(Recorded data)
.....

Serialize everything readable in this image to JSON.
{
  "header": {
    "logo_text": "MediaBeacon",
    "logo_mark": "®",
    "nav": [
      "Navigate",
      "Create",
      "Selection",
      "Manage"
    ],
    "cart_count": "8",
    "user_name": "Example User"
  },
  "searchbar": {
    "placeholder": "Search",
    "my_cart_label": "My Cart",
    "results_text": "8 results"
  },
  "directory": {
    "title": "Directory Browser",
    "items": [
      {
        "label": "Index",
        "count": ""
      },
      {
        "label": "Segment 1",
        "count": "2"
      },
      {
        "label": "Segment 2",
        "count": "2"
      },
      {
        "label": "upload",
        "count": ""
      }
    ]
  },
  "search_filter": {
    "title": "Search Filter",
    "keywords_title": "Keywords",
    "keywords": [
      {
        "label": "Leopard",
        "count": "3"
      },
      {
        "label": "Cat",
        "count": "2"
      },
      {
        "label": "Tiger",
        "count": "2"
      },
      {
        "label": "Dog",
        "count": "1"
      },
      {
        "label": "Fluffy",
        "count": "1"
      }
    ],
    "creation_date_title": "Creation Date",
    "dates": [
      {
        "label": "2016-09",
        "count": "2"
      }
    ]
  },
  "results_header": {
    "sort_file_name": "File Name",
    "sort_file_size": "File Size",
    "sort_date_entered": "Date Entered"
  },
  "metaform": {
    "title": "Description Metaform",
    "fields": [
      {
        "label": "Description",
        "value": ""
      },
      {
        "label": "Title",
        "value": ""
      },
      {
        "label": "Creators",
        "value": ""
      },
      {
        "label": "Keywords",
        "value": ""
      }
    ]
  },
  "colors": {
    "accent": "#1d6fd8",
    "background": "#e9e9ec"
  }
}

.....

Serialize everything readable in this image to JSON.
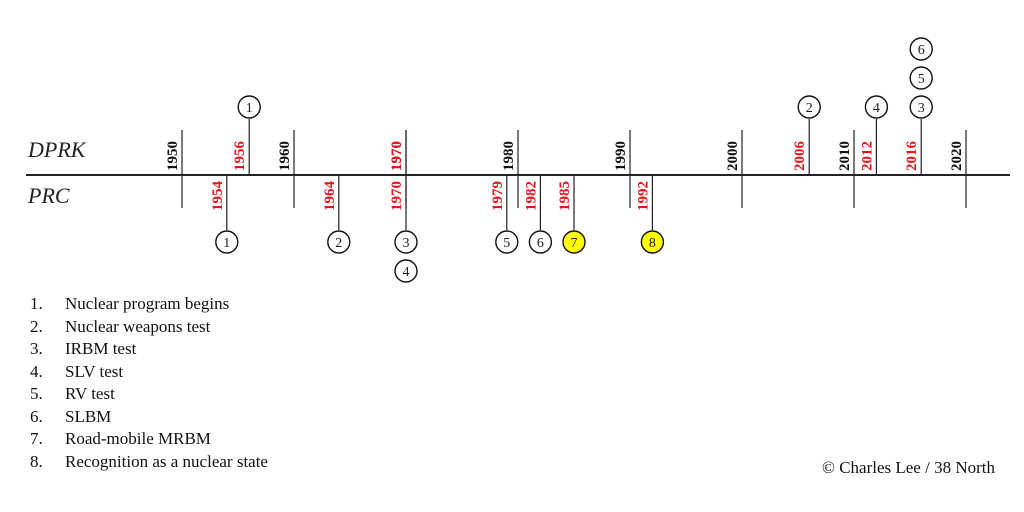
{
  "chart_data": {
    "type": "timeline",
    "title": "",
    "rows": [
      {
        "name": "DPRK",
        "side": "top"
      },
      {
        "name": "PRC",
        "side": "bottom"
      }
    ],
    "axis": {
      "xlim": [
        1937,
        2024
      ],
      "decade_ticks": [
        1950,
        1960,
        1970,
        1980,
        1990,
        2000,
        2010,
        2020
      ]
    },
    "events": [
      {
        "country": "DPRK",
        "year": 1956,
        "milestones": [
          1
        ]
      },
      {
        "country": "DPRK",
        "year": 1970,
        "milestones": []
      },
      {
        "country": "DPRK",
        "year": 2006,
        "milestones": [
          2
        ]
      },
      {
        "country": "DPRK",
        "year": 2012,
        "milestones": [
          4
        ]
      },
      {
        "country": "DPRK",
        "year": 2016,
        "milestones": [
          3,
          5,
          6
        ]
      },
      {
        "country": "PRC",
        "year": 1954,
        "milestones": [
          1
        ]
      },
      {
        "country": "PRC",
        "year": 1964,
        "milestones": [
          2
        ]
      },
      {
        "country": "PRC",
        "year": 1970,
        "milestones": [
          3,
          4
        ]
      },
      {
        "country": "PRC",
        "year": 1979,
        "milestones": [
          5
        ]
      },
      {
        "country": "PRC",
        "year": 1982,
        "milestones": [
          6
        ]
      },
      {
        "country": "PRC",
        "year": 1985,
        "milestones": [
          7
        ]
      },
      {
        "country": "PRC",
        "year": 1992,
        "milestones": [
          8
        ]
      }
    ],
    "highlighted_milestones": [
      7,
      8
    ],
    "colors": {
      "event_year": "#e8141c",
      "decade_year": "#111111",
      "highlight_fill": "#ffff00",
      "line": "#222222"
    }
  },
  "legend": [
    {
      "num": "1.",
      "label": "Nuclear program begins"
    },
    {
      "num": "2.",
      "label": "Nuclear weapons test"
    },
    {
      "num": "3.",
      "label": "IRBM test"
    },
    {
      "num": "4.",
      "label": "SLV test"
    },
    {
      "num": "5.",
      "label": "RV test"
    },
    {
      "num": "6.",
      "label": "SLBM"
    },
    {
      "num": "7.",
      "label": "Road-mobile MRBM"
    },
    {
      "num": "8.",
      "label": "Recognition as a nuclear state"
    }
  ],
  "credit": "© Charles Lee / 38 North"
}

.....

▸ Task instructions: Copy out all lines from the material above that contain the string "Description".

▸ Answer for the task:
    "title": "Description Metaform",
        "label": "Description",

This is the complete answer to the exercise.